[Start ENTRIES]
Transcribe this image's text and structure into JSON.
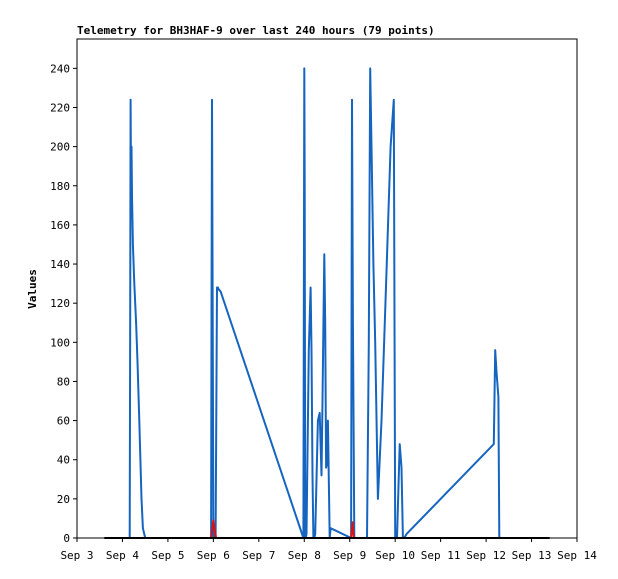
{
  "chart_data": {
    "type": "line",
    "title": "Telemetry for BH3HAF-9 over last 240 hours (79 points)",
    "xlabel": "",
    "ylabel": "Values",
    "x_ticks": [
      "Sep 3",
      "Sep 4",
      "Sep 5",
      "Sep 6",
      "Sep 7",
      "Sep 8",
      "Sep 9",
      "Sep 10",
      "Sep 11",
      "Sep 12",
      "Sep 13",
      "Sep 14"
    ],
    "xlim": [
      3.0,
      14.0
    ],
    "ylim": [
      0,
      255
    ],
    "y_ticks": [
      0,
      20,
      40,
      60,
      80,
      100,
      120,
      140,
      160,
      180,
      200,
      220,
      240
    ],
    "grid": false,
    "legend": "none",
    "colors": {
      "series1": "#1565c0",
      "series2": "#dd1111",
      "series3": "#000000",
      "frame": "#000000"
    },
    "series": [
      {
        "x": [
          4.16,
          4.17,
          4.18,
          4.19,
          4.2,
          4.21,
          4.23,
          4.26,
          4.3,
          4.33,
          4.37,
          4.42,
          4.45,
          4.48,
          4.5,
          5.95,
          5.96,
          5.97,
          6.0,
          6.02,
          6.05,
          6.08,
          6.1,
          6.12,
          6.16,
          7.98,
          8.0,
          8.01,
          8.02,
          8.03,
          8.05,
          8.1,
          8.14,
          8.16,
          8.18,
          8.2,
          8.22,
          8.24,
          8.3,
          8.34,
          8.36,
          8.38,
          8.4,
          8.42,
          8.44,
          8.46,
          8.48,
          8.5,
          8.52,
          8.54,
          8.56,
          8.58,
          9.03,
          9.05,
          9.07,
          9.1,
          9.38,
          9.42,
          9.45,
          9.48,
          9.52,
          9.56,
          9.62,
          9.7,
          9.8,
          9.9,
          9.97,
          10.0,
          10.04,
          10.1,
          10.14,
          10.17,
          10.2,
          10.25,
          12.17,
          12.2,
          12.23,
          12.27,
          12.29
        ],
        "y": [
          0,
          112,
          224,
          170,
          200,
          175,
          150,
          130,
          110,
          90,
          60,
          20,
          5,
          2,
          0,
          0,
          112,
          224,
          0,
          5,
          0,
          128,
          128,
          127,
          126,
          0,
          240,
          180,
          0,
          0,
          2,
          96,
          128,
          96,
          32,
          0,
          0,
          2,
          60,
          64,
          48,
          32,
          70,
          108,
          145,
          110,
          36,
          38,
          60,
          30,
          0,
          5,
          0,
          224,
          112,
          0,
          0,
          100,
          240,
          200,
          140,
          100,
          20,
          60,
          130,
          200,
          224,
          0,
          0,
          48,
          36,
          0,
          0,
          2,
          48,
          96,
          85,
          72,
          0
        ]
      },
      {
        "x": [
          5.95,
          6.0,
          6.03,
          6.06,
          9.03,
          9.06,
          9.09
        ],
        "y": [
          0,
          9,
          4,
          0,
          0,
          8,
          0
        ]
      },
      {
        "x": [
          3.6,
          13.4
        ],
        "y": [
          0,
          0
        ]
      }
    ]
  }
}
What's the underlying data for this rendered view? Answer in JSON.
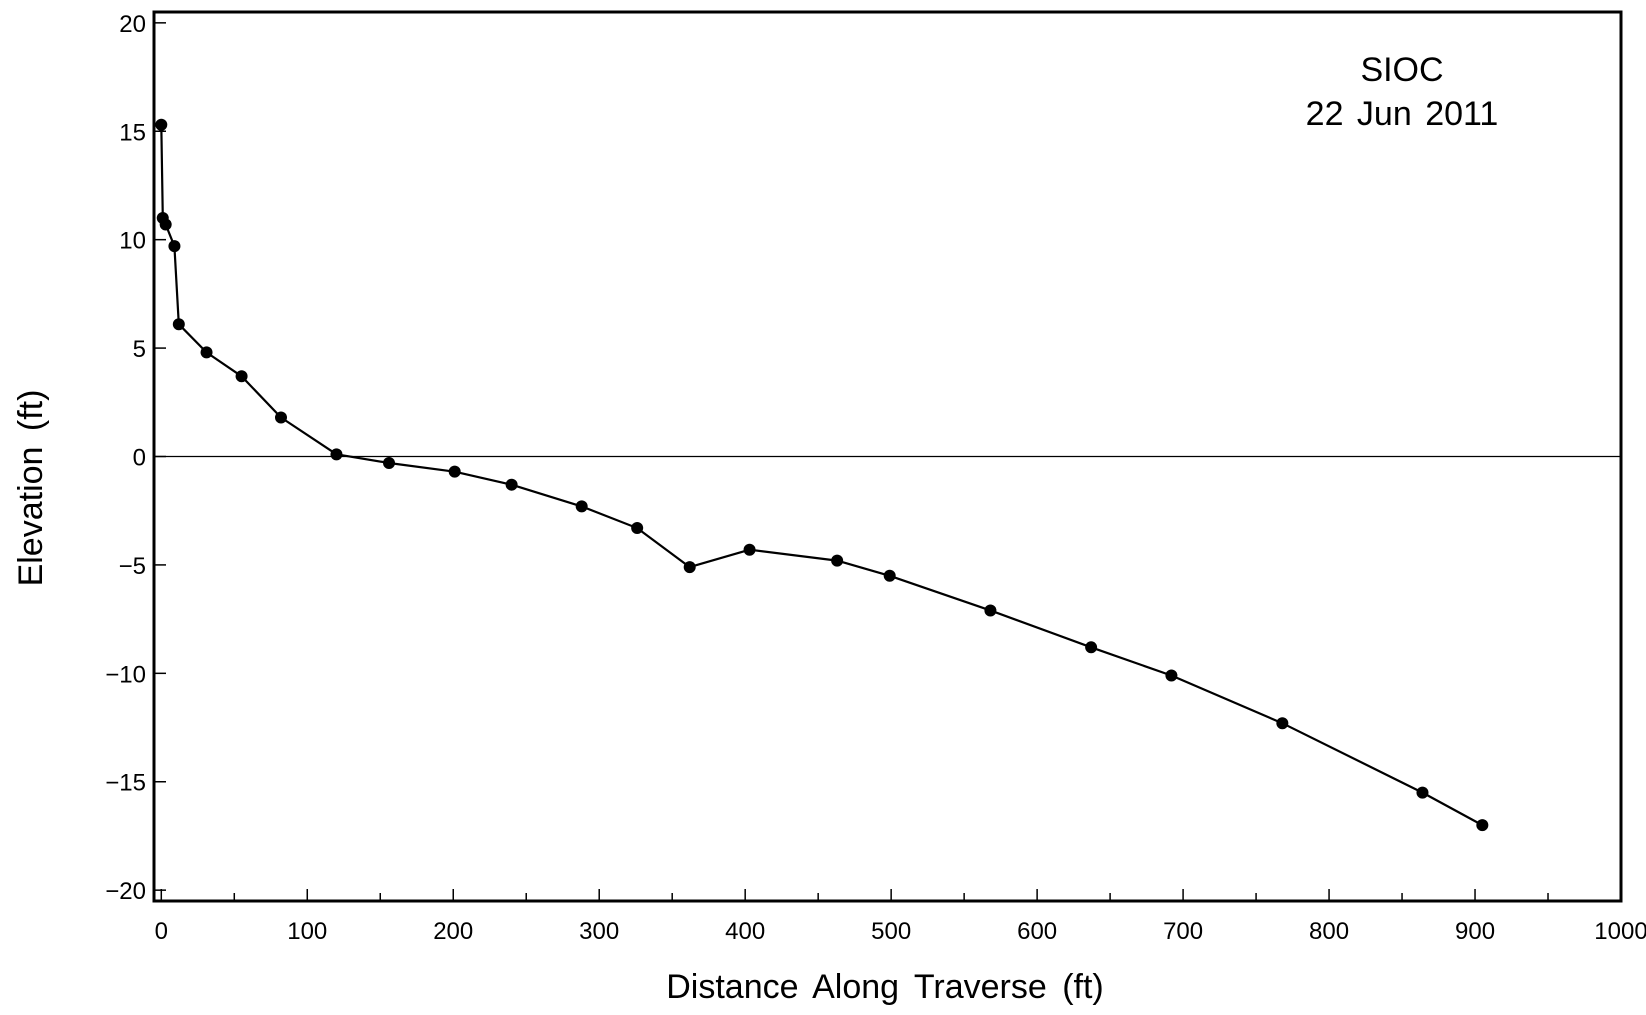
{
  "chart_data": {
    "type": "line",
    "title": "",
    "xlabel": "Distance  Along  Traverse  (ft)",
    "ylabel": "Elevation  (ft)",
    "xlim": [
      -5,
      1000
    ],
    "ylim": [
      -20.5,
      20.5
    ],
    "x_ticks": [
      0,
      100,
      200,
      300,
      400,
      500,
      600,
      700,
      800,
      900,
      1000
    ],
    "x_tick_labels": [
      "0",
      "100",
      "200",
      "300",
      "400",
      "500",
      "600",
      "700",
      "800",
      "900",
      "1000"
    ],
    "y_ticks": [
      20,
      15,
      10,
      5,
      0,
      -5,
      -10,
      -15,
      -20
    ],
    "y_tick_labels": [
      "20",
      "15",
      "10",
      "5",
      "0",
      "−5",
      "−10",
      "−15",
      "−20"
    ],
    "grid": false,
    "reference_line_y": 0,
    "annotations": [
      "SIOC",
      "22  Jun  2011"
    ],
    "series": [
      {
        "color": "#000000",
        "marker": "circle",
        "x": [
          0,
          1,
          3,
          9,
          12,
          31,
          55,
          82,
          120,
          156,
          201,
          240,
          288,
          326,
          362,
          403,
          463,
          499,
          568,
          637,
          692,
          768,
          864,
          905
        ],
        "y": [
          15.3,
          11.0,
          10.7,
          9.7,
          6.1,
          4.8,
          3.7,
          1.8,
          0.1,
          -0.3,
          -0.7,
          -1.3,
          -2.3,
          -3.3,
          -5.1,
          -4.3,
          -4.8,
          -5.5,
          -7.1,
          -8.8,
          -10.1,
          -12.3,
          -15.5,
          -17.0
        ]
      }
    ]
  }
}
[End ENTRIES]
TASK PROMPT: Each record above should be copied character for character, with pictures dropped.

EXERCISE RESULT:
Transcribe this image's text and structure into JSON.
{
  "chart_data": {
    "type": "line",
    "title": "Telemetry for BH3HAF-9 over last 240 hours (79 points)",
    "xlabel": "",
    "ylabel": "Values",
    "x_ticks": [
      "Sep 3",
      "Sep 4",
      "Sep 5",
      "Sep 6",
      "Sep 7",
      "Sep 8",
      "Sep 9",
      "Sep 10",
      "Sep 11",
      "Sep 12",
      "Sep 13",
      "Sep 14"
    ],
    "xlim": [
      3.0,
      14.0
    ],
    "ylim": [
      0,
      255
    ],
    "y_ticks": [
      0,
      20,
      40,
      60,
      80,
      100,
      120,
      140,
      160,
      180,
      200,
      220,
      240
    ],
    "grid": false,
    "legend": "none",
    "colors": {
      "series1": "#1565c0",
      "series2": "#dd1111",
      "series3": "#000000",
      "frame": "#000000"
    },
    "series": [
      {
        "x": [
          4.16,
          4.17,
          4.18,
          4.19,
          4.2,
          4.21,
          4.23,
          4.26,
          4.3,
          4.33,
          4.37,
          4.42,
          4.45,
          4.48,
          4.5,
          5.95,
          5.96,
          5.97,
          6.0,
          6.02,
          6.05,
          6.08,
          6.1,
          6.12,
          6.16,
          7.98,
          8.0,
          8.01,
          8.02,
          8.03,
          8.05,
          8.1,
          8.14,
          8.16,
          8.18,
          8.2,
          8.22,
          8.24,
          8.3,
          8.34,
          8.36,
          8.38,
          8.4,
          8.42,
          8.44,
          8.46,
          8.48,
          8.5,
          8.52,
          8.54,
          8.56,
          8.58,
          9.03,
          9.05,
          9.07,
          9.1,
          9.38,
          9.42,
          9.45,
          9.48,
          9.52,
          9.56,
          9.62,
          9.7,
          9.8,
          9.9,
          9.97,
          10.0,
          10.04,
          10.1,
          10.14,
          10.17,
          10.2,
          10.25,
          12.17,
          12.2,
          12.23,
          12.27,
          12.29
        ],
        "y": [
          0,
          112,
          224,
          170,
          200,
          175,
          150,
          130,
          110,
          90,
          60,
          20,
          5,
          2,
          0,
          0,
          112,
          224,
          0,
          5,
          0,
          128,
          128,
          127,
          126,
          0,
          240,
          180,
          0,
          0,
          2,
          96,
          128,
          96,
          32,
          0,
          0,
          2,
          60,
          64,
          48,
          32,
          70,
          108,
          145,
          110,
          36,
          38,
          60,
          30,
          0,
          5,
          0,
          224,
          112,
          0,
          0,
          100,
          240,
          200,
          140,
          100,
          20,
          60,
          130,
          200,
          224,
          0,
          0,
          48,
          36,
          0,
          0,
          2,
          48,
          96,
          85,
          72,
          0
        ]
      },
      {
        "x": [
          5.95,
          6.0,
          6.03,
          6.06,
          9.03,
          9.06,
          9.09
        ],
        "y": [
          0,
          9,
          4,
          0,
          0,
          8,
          0
        ]
      },
      {
        "x": [
          3.6,
          13.4
        ],
        "y": [
          0,
          0
        ]
      }
    ]
  }
}
What's the underlying data for this rendered view? Answer in JSON.
{
  "chart_data": {
    "type": "line",
    "title": "",
    "xlabel": "Distance  Along  Traverse  (ft)",
    "ylabel": "Elevation  (ft)",
    "xlim": [
      -5,
      1000
    ],
    "ylim": [
      -20.5,
      20.5
    ],
    "x_ticks": [
      0,
      100,
      200,
      300,
      400,
      500,
      600,
      700,
      800,
      900,
      1000
    ],
    "x_tick_labels": [
      "0",
      "100",
      "200",
      "300",
      "400",
      "500",
      "600",
      "700",
      "800",
      "900",
      "1000"
    ],
    "y_ticks": [
      20,
      15,
      10,
      5,
      0,
      -5,
      -10,
      -15,
      -20
    ],
    "y_tick_labels": [
      "20",
      "15",
      "10",
      "5",
      "0",
      "−5",
      "−10",
      "−15",
      "−20"
    ],
    "grid": false,
    "reference_line_y": 0,
    "annotations": [
      "SIOC",
      "22  Jun  2011"
    ],
    "series": [
      {
        "color": "#000000",
        "marker": "circle",
        "x": [
          0,
          1,
          3,
          9,
          12,
          31,
          55,
          82,
          120,
          156,
          201,
          240,
          288,
          326,
          362,
          403,
          463,
          499,
          568,
          637,
          692,
          768,
          864,
          905
        ],
        "y": [
          15.3,
          11.0,
          10.7,
          9.7,
          6.1,
          4.8,
          3.7,
          1.8,
          0.1,
          -0.3,
          -0.7,
          -1.3,
          -2.3,
          -3.3,
          -5.1,
          -4.3,
          -4.8,
          -5.5,
          -7.1,
          -8.8,
          -10.1,
          -12.3,
          -15.5,
          -17.0
        ]
      }
    ]
  }
}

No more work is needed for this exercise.